WHAT TO WORK ON → Write out, word for word, every line from the one containing "What does this" through the last line of the records below, both ends included.

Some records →
------------------------------------------------------------------------

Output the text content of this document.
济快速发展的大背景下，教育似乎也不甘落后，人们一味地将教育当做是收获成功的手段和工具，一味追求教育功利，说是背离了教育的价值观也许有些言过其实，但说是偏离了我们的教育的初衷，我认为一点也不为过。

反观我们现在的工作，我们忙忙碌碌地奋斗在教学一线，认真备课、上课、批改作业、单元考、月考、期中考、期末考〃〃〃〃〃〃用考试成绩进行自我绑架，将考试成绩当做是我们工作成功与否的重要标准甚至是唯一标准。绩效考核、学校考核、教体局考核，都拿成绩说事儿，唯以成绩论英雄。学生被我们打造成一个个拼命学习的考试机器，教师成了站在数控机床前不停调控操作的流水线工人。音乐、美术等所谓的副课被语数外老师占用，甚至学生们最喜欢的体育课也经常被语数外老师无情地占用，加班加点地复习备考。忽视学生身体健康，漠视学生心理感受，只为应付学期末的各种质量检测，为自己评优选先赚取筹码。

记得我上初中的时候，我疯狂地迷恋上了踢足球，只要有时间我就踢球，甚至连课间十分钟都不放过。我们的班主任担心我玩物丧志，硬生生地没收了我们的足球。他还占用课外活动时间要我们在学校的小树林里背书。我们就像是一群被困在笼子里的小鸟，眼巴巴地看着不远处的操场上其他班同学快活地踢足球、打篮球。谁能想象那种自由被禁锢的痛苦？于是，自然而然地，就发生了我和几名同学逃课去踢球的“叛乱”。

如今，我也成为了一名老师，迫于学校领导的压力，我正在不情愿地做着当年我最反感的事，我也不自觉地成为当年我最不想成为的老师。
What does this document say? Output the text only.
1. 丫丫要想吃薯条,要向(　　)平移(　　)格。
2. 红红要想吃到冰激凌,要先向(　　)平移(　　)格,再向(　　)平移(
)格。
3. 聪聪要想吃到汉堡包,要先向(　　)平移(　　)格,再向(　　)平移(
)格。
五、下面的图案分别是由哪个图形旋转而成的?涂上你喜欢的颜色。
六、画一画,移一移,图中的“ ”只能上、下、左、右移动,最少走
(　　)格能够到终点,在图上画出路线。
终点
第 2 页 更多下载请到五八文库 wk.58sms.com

------------------------------------------------------------------------

ANSWER TO THE TASK →
What does this document say? Output the text only.
1. 丫丫要想吃薯条,要向(　　)平移(　　)格。
2. 红红要想吃到冰激凌,要先向(　　)平移(　　)格,再向(　　)平移(
)格。
3. 聪聪要想吃到汉堡包,要先向(　　)平移(　　)格,再向(　　)平移(
)格。
五、下面的图案分别是由哪个图形旋转而成的?涂上你喜欢的颜色。
六、画一画,移一移,图中的“ ”只能上、下、左、右移动,最少走
(　　)格能够到终点,在图上画出路线。
终点
第 2 页 更多下载请到五八文库 wk.58sms.com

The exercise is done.